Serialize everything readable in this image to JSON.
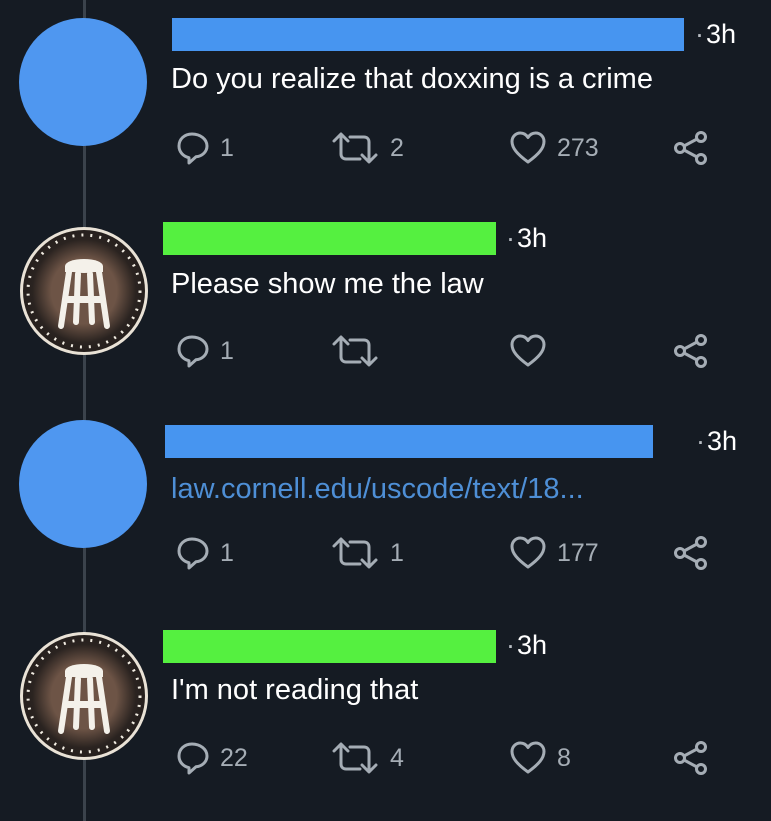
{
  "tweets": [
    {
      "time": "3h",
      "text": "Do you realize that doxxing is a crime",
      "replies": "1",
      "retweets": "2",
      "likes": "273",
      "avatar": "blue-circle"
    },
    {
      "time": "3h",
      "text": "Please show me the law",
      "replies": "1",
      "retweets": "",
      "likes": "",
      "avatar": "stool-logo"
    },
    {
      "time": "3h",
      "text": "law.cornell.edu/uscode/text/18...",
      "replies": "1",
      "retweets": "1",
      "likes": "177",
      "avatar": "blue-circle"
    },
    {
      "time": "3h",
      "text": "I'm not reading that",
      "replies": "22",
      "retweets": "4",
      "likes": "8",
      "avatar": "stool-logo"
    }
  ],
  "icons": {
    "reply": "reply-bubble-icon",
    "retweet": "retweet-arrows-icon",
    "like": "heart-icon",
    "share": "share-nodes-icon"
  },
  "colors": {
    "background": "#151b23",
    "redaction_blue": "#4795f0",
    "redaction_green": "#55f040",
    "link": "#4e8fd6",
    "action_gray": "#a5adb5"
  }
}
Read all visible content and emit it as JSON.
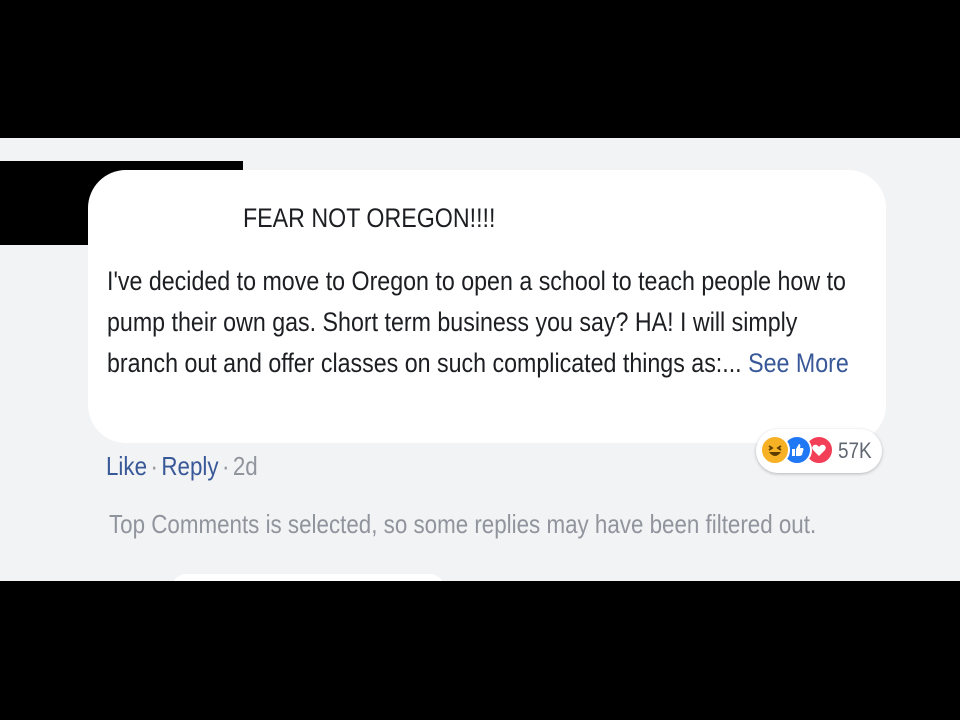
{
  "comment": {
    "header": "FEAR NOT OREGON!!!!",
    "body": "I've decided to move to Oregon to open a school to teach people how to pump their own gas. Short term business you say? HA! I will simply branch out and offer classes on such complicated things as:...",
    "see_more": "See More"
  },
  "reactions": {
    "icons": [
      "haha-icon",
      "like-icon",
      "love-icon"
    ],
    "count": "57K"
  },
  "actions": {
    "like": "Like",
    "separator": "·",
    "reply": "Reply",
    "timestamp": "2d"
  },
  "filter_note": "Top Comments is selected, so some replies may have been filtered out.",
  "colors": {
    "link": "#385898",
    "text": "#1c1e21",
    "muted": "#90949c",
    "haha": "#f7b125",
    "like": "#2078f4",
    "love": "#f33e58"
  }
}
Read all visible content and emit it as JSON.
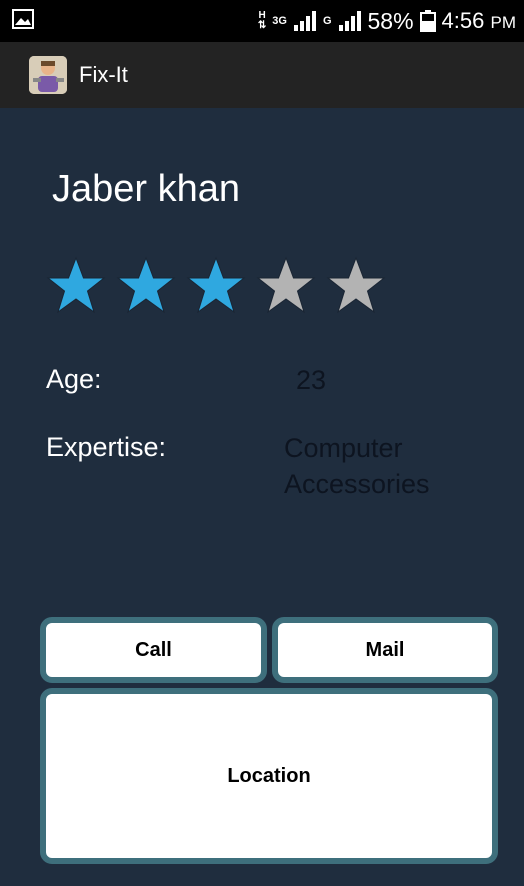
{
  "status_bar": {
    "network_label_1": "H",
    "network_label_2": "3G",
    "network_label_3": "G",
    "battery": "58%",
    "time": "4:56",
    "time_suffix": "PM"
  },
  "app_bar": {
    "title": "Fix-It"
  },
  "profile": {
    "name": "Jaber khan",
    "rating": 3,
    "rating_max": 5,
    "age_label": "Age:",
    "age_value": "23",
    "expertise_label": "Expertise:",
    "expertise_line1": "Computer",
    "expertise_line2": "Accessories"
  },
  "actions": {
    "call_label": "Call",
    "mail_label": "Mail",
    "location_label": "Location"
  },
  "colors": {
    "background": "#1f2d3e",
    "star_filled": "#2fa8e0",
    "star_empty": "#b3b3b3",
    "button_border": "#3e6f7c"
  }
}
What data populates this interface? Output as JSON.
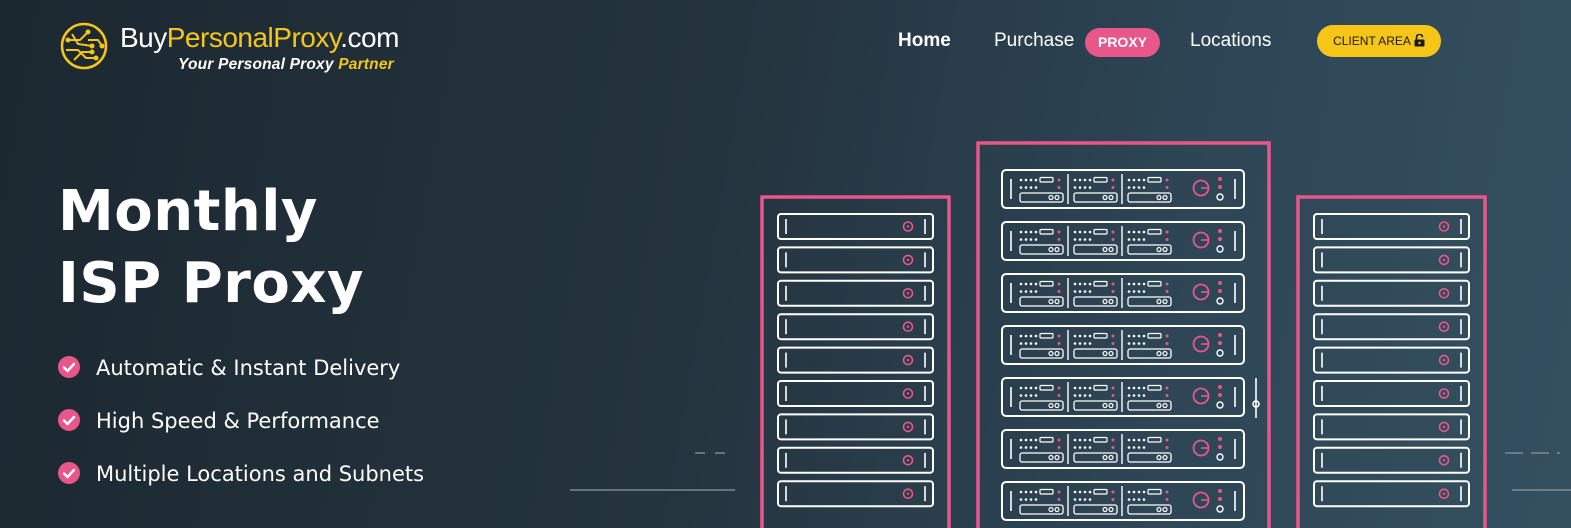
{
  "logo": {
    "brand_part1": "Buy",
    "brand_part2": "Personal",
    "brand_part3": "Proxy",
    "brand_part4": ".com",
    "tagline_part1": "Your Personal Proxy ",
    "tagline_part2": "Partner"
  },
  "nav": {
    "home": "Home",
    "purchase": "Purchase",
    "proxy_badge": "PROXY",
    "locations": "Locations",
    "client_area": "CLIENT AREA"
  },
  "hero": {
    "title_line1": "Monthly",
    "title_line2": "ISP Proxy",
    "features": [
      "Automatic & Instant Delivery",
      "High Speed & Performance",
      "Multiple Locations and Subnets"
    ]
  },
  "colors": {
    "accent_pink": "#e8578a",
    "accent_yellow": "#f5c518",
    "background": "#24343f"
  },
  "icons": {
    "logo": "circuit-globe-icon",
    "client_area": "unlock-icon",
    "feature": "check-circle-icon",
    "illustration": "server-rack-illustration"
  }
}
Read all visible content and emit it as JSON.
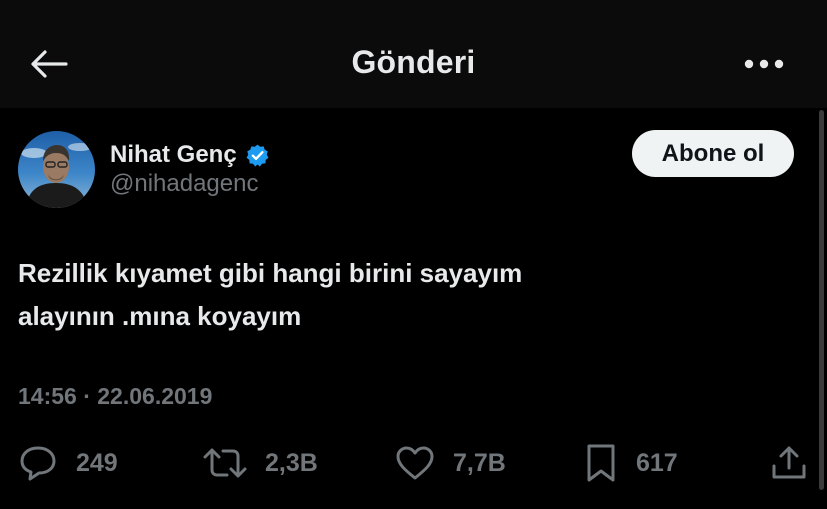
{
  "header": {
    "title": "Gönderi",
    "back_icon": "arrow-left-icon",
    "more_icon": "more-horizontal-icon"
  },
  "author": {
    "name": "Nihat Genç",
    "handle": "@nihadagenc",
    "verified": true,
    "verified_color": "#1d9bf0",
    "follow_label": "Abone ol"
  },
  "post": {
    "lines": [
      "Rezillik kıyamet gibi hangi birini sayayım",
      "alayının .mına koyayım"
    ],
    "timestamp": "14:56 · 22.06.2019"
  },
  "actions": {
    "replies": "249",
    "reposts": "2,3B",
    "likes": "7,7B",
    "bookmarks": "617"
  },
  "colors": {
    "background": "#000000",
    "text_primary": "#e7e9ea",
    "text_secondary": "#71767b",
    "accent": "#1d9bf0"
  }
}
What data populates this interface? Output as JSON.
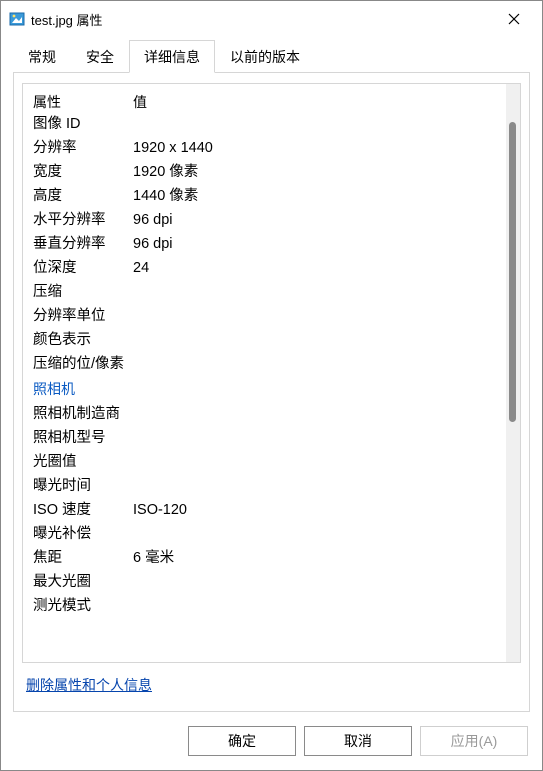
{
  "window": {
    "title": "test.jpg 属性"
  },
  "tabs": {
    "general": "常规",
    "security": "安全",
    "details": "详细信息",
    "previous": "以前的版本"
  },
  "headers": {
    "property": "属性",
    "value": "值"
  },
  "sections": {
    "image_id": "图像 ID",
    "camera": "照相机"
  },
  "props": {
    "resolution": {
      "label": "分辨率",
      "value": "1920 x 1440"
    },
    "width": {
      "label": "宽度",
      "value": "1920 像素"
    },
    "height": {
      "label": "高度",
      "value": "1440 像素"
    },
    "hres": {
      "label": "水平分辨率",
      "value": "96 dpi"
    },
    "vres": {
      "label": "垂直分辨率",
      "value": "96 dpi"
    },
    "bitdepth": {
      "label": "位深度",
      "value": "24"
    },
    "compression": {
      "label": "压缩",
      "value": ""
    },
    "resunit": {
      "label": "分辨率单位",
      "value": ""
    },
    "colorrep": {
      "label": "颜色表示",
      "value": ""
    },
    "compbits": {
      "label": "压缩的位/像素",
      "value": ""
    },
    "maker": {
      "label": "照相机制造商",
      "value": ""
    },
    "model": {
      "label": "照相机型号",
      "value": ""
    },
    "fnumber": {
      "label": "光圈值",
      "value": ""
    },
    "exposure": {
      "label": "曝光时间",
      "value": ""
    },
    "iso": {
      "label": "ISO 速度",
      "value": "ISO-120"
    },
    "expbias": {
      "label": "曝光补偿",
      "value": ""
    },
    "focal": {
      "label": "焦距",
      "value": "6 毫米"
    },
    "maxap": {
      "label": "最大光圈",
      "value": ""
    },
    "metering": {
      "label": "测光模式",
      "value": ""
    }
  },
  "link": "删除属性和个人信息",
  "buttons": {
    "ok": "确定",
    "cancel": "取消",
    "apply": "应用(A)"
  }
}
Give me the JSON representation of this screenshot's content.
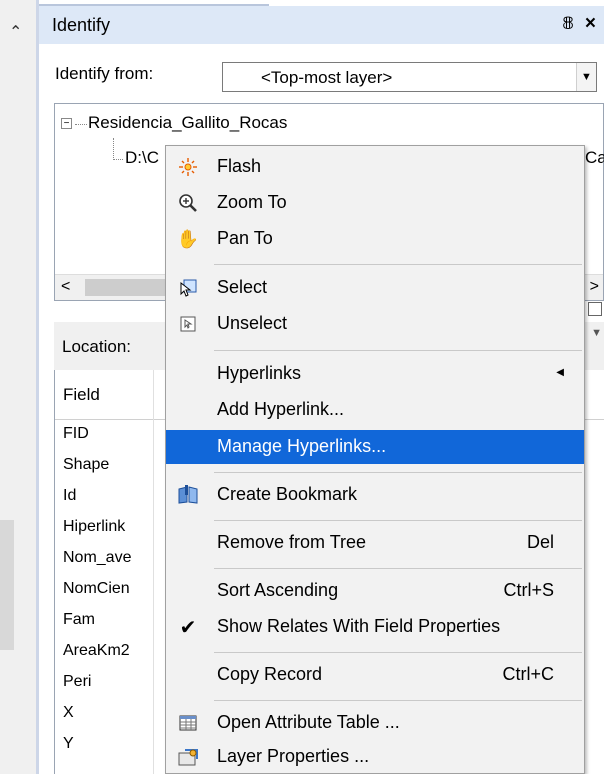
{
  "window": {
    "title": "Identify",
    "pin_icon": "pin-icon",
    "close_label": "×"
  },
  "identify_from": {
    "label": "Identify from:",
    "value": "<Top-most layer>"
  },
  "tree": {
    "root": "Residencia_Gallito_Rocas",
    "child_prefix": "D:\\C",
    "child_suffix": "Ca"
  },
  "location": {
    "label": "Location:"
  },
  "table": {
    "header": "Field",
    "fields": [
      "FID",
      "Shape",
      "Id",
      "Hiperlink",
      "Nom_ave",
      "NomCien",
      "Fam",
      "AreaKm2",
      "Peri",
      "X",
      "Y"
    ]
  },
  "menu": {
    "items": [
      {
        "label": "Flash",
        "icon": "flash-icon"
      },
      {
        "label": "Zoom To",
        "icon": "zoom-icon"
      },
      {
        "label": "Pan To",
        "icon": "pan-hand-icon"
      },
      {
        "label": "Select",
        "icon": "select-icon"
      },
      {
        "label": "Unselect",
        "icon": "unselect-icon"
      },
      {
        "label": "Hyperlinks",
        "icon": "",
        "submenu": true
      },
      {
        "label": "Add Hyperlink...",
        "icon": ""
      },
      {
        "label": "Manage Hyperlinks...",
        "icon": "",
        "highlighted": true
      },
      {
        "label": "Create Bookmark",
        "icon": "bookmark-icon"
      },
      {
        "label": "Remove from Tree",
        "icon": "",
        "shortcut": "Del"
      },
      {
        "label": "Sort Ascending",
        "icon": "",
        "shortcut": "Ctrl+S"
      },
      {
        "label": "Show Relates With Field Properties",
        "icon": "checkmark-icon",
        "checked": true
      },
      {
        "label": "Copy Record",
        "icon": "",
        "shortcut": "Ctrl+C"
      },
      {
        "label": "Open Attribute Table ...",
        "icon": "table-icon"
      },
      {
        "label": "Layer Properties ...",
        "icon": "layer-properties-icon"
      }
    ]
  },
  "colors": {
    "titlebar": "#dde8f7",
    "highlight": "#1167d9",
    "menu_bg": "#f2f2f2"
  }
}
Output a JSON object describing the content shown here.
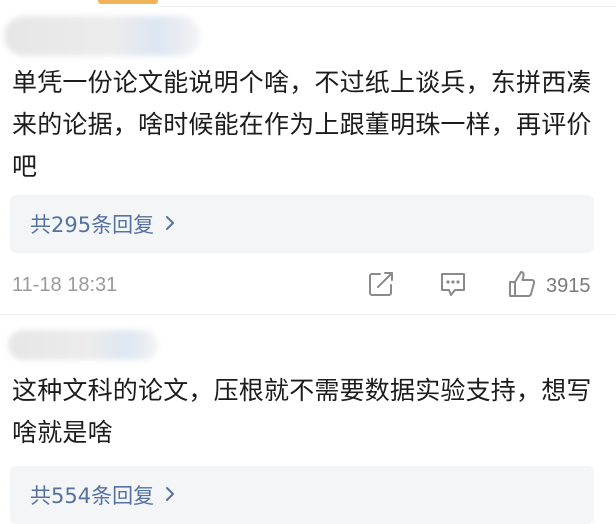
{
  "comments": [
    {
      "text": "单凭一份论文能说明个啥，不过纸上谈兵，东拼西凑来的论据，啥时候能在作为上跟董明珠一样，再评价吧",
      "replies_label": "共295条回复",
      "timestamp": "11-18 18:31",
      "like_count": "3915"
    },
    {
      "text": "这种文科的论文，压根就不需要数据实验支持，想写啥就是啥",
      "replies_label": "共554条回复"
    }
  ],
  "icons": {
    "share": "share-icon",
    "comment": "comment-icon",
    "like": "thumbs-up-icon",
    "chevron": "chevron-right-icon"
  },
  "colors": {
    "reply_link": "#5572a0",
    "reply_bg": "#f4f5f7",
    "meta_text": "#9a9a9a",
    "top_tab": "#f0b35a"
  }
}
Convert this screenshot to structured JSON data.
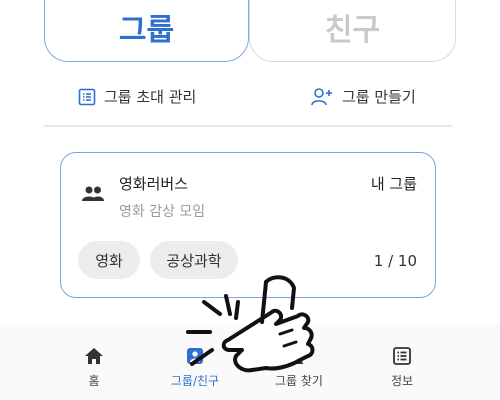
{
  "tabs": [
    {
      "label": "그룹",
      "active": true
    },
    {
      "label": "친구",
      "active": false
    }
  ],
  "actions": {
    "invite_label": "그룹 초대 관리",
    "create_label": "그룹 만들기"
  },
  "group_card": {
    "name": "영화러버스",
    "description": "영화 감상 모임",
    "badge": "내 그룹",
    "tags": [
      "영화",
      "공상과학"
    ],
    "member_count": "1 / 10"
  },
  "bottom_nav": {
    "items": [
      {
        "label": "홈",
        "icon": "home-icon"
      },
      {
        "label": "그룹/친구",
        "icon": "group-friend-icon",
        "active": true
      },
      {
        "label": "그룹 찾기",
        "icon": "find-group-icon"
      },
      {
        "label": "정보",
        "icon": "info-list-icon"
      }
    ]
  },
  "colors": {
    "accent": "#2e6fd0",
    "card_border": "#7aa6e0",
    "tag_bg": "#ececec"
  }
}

==========

▶ **YOUR GOAL**
Find every line of the data that holds the string "logo", then say how many there are and nothing else.

▶ **TASK ANSWER**
4